**Task details:** Tell how many lines in these records contain the string "JSON", with only the number as the reply.

□ □ □ □ □ □ □

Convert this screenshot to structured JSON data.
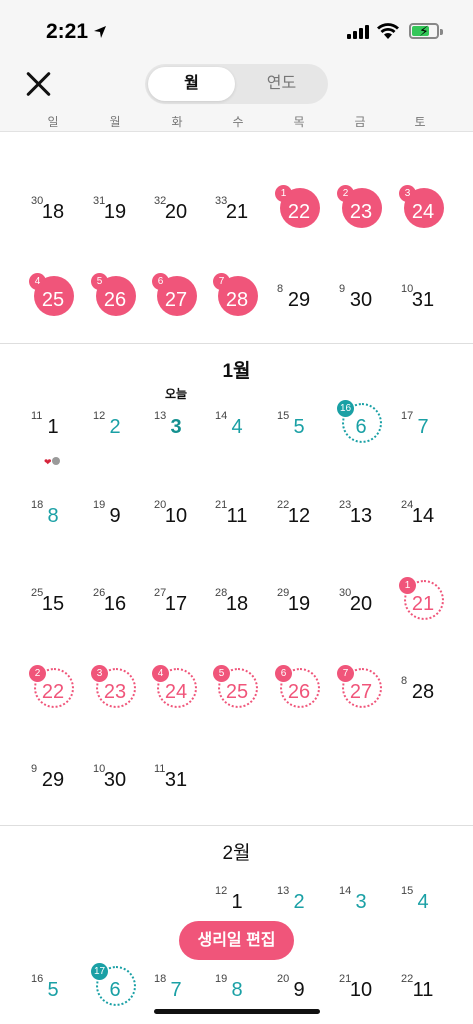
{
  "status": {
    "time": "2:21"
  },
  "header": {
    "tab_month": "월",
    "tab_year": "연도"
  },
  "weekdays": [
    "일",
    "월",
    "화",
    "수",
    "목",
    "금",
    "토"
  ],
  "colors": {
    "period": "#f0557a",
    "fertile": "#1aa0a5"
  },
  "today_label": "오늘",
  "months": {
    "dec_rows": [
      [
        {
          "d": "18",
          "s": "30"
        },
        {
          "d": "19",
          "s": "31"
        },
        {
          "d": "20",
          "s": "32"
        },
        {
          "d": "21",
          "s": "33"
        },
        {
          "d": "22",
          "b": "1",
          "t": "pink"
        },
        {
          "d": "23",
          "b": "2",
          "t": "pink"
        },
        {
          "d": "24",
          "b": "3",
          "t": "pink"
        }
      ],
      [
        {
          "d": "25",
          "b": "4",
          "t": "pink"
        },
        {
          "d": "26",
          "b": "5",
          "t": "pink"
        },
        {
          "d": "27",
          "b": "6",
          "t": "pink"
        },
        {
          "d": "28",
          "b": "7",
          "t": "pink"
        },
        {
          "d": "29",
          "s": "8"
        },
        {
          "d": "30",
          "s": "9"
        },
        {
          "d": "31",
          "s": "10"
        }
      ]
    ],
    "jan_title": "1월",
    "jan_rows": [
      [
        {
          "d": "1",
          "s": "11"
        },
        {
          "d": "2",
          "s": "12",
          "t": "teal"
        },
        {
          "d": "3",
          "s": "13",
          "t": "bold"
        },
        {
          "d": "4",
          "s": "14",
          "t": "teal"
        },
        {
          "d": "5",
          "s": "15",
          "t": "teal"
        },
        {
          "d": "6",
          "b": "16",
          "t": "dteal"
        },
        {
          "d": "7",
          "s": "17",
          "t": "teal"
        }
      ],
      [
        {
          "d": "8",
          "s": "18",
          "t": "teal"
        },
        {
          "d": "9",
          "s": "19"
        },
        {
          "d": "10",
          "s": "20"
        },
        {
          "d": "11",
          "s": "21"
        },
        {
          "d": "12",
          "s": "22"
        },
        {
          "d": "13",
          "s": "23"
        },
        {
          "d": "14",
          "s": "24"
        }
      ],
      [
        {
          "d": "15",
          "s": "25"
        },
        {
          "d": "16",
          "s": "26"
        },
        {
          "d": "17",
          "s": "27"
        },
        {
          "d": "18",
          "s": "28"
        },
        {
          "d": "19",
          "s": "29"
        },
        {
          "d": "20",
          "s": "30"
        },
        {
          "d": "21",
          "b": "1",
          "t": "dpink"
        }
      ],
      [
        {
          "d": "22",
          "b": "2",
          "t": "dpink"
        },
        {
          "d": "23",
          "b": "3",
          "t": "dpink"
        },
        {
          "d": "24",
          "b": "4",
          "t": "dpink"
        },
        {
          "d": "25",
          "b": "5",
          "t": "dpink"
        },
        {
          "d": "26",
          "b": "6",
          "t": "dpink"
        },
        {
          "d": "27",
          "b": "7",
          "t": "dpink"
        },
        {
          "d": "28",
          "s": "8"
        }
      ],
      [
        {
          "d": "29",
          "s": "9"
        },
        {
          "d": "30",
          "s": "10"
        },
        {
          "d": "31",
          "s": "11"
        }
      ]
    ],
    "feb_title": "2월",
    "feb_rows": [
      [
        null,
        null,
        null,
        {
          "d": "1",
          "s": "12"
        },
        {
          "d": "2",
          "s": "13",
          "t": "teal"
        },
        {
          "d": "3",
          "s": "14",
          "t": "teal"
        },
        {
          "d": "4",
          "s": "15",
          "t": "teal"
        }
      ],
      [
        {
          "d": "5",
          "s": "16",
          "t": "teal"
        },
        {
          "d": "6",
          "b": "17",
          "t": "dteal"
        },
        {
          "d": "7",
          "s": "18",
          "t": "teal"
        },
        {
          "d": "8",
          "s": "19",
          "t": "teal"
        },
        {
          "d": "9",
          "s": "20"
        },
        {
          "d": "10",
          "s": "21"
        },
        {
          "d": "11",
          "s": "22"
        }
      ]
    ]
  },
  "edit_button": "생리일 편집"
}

□ □ □ □ □ □ □

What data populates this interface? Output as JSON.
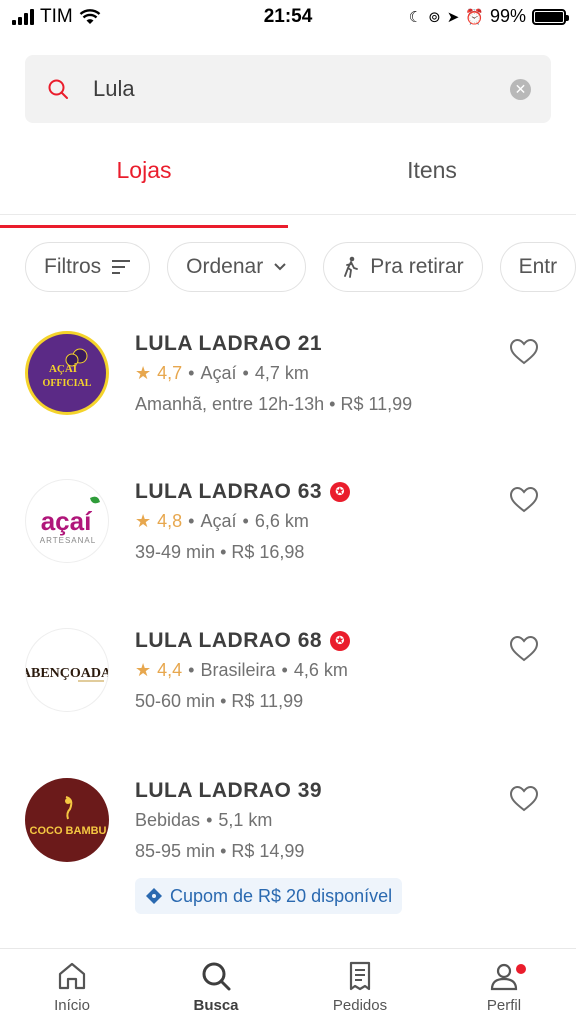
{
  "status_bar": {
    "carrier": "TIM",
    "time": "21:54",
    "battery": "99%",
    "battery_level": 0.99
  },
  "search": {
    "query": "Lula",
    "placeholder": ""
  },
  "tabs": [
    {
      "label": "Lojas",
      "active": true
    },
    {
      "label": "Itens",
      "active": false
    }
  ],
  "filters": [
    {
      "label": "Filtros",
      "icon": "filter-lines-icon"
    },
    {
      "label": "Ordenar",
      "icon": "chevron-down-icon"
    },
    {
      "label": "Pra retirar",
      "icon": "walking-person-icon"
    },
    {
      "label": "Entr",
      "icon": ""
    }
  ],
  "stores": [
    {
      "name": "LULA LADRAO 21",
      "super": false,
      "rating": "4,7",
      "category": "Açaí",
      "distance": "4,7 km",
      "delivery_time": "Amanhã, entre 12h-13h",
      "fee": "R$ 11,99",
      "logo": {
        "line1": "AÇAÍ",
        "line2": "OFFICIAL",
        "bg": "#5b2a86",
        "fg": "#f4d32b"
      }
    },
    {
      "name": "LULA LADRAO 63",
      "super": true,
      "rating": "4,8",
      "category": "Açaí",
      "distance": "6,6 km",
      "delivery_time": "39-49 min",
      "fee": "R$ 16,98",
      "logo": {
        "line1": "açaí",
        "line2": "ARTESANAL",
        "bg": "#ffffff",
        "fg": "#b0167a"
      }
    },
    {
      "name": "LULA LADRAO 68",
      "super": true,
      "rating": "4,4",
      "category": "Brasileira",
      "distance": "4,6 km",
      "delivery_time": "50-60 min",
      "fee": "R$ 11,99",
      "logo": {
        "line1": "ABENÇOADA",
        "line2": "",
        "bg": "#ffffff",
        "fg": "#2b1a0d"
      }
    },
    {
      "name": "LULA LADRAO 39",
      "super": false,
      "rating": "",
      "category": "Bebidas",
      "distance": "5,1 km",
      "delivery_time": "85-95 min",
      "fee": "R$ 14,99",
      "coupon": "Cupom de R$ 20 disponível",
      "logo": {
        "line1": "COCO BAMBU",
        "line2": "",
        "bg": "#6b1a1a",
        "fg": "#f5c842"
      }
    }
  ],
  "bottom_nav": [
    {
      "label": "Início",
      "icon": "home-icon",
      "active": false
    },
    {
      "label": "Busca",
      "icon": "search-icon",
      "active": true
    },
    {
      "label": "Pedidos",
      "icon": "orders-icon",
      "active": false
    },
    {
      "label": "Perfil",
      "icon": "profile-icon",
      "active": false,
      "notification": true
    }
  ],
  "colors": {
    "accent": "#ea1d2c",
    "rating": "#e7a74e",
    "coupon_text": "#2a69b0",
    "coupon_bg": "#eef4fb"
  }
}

□ □ □ □ □ □ □

**Output below:** 2